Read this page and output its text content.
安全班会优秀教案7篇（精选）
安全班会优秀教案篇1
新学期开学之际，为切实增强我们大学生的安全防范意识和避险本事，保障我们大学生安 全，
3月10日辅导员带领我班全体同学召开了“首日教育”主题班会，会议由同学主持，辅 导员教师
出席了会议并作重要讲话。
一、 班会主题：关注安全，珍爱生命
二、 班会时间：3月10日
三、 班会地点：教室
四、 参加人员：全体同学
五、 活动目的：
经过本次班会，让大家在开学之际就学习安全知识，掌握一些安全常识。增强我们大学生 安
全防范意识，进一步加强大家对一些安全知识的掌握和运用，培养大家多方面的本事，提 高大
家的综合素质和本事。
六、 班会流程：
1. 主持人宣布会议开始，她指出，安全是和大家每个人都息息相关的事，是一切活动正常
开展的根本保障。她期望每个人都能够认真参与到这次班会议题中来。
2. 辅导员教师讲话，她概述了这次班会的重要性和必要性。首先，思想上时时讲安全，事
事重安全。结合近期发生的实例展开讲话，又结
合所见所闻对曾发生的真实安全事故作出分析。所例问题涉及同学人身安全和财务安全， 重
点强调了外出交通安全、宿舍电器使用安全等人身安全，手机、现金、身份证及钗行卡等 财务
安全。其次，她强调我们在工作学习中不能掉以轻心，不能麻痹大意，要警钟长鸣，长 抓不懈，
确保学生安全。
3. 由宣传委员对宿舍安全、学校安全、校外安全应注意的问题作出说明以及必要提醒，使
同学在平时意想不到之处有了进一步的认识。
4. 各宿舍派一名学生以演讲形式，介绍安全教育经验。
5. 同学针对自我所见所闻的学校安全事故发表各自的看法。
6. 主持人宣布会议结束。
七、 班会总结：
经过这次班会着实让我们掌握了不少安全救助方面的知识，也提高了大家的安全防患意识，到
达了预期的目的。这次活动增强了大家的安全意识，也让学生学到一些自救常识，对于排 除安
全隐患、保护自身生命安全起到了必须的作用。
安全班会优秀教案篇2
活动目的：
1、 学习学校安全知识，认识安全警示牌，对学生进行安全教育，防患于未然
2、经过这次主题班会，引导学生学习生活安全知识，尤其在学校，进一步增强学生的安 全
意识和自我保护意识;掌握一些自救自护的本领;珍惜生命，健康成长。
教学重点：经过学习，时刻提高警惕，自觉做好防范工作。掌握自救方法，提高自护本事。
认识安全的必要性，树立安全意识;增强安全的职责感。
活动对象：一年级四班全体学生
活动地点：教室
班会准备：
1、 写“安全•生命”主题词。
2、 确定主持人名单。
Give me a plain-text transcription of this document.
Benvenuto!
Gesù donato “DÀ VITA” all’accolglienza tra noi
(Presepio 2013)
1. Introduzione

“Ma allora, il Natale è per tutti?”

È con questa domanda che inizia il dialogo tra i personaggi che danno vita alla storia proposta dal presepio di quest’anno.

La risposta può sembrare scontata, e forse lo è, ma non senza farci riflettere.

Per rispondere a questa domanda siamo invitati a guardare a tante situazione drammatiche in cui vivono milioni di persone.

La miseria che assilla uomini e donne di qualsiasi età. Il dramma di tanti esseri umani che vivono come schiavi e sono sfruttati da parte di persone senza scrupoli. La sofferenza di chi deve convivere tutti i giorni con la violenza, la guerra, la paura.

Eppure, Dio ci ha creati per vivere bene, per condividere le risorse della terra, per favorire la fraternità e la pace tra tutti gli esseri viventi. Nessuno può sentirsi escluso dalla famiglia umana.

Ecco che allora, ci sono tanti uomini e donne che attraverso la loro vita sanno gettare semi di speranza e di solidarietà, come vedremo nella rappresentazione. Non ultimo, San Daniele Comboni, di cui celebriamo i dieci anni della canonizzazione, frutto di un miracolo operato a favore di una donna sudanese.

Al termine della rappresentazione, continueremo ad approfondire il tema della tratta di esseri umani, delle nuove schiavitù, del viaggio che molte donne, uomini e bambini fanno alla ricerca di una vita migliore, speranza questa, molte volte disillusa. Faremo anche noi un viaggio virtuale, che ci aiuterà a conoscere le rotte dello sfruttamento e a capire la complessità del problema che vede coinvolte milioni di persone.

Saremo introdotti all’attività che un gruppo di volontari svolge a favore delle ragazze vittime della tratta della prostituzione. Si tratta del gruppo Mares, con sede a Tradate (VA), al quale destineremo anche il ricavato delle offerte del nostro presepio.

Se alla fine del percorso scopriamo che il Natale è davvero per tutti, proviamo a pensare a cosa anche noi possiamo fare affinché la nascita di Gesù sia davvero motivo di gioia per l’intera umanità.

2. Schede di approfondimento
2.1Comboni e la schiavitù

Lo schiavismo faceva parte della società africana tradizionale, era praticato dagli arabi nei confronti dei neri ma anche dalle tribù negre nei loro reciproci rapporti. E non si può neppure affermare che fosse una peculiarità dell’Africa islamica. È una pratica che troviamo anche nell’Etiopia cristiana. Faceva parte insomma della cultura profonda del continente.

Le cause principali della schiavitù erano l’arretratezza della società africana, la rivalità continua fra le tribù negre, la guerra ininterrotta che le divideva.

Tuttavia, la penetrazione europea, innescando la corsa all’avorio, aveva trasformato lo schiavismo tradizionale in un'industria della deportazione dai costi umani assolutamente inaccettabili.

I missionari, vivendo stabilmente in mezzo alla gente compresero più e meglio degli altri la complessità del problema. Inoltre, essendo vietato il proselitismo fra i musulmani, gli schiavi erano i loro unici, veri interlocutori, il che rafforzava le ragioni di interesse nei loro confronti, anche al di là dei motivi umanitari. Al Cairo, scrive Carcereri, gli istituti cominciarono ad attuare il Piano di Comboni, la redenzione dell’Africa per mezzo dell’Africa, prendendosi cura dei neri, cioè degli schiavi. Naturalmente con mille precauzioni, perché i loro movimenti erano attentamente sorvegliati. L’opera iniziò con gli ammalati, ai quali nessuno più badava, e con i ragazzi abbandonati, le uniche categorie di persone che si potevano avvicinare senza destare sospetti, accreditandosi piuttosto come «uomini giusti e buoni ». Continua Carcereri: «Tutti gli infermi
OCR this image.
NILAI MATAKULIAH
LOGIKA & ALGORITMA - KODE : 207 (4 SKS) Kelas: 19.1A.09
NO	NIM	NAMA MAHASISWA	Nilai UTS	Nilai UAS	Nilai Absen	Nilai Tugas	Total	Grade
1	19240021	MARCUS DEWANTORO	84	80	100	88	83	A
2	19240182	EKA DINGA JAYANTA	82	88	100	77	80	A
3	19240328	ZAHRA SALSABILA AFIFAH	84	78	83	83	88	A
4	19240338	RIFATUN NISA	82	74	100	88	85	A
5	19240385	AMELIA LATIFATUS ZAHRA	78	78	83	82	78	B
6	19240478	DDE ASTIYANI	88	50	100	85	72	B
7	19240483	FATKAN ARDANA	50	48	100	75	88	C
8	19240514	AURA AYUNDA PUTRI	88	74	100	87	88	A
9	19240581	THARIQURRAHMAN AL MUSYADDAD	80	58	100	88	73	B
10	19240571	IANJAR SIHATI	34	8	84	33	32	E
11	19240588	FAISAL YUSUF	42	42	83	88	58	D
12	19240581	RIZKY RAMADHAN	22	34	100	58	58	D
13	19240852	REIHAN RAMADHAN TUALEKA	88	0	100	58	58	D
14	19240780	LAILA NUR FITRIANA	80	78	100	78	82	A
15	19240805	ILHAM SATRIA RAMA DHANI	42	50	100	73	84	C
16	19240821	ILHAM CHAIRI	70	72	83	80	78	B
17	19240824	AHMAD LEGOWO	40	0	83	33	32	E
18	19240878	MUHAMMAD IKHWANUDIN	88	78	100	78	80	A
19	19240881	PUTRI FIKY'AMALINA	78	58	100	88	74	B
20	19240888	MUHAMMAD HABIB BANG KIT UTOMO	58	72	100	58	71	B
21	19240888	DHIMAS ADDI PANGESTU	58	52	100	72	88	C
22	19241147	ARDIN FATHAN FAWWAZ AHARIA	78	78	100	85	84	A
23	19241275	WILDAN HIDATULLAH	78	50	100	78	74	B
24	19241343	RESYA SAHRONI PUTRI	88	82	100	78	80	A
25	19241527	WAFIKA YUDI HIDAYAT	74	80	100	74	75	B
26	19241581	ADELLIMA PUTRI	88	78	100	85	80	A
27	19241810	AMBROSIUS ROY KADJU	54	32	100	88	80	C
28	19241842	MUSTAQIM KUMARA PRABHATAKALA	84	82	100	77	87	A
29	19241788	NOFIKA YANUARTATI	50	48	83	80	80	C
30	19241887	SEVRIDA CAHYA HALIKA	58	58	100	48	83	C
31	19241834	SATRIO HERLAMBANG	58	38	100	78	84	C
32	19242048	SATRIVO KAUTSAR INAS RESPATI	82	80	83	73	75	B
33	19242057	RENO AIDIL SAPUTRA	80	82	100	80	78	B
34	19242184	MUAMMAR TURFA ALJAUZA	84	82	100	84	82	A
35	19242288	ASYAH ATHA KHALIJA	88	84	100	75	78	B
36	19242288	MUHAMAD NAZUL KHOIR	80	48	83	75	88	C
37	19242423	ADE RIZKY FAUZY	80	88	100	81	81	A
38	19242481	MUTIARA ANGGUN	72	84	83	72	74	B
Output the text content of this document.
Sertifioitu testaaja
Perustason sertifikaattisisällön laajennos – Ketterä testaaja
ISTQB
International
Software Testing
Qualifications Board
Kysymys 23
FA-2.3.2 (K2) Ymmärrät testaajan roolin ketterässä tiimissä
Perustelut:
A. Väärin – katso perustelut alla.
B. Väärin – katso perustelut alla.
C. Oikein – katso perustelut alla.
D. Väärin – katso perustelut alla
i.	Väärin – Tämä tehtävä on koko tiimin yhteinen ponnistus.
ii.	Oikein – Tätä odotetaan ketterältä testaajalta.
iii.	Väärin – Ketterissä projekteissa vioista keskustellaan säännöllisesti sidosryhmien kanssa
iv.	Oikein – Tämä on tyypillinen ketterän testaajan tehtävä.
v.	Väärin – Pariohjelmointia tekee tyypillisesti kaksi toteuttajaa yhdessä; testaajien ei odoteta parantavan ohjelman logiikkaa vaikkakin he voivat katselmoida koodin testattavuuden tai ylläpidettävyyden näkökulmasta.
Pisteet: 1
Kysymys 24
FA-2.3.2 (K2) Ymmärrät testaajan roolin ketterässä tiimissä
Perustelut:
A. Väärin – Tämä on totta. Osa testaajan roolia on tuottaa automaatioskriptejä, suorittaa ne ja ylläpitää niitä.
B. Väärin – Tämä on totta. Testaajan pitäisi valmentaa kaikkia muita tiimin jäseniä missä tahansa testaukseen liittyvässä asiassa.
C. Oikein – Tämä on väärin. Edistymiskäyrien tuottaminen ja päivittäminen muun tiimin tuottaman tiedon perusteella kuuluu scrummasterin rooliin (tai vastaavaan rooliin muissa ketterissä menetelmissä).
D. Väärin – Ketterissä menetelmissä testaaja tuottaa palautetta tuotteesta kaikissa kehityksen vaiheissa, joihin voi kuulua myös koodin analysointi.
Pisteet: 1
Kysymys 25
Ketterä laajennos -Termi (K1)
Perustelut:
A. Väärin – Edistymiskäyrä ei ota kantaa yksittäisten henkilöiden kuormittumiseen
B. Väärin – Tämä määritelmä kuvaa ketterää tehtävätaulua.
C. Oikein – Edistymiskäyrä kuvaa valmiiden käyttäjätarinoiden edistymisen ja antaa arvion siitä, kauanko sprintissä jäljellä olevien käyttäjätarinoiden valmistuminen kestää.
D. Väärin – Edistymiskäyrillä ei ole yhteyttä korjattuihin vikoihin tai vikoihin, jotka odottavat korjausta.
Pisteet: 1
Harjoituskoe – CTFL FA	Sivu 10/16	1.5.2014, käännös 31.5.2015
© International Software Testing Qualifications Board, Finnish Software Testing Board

WRITTEN EXERCISE
Where a line in the material above holds "MUHAMMAD", copy that line.

SOLUTION
18	19240878	MUHAMMAD IKHWANUDIN	88	78	100	78	80	A
20	19240888	MUHAMMAD HABIB BANG KIT UTOMO	58	72	100	58	71	B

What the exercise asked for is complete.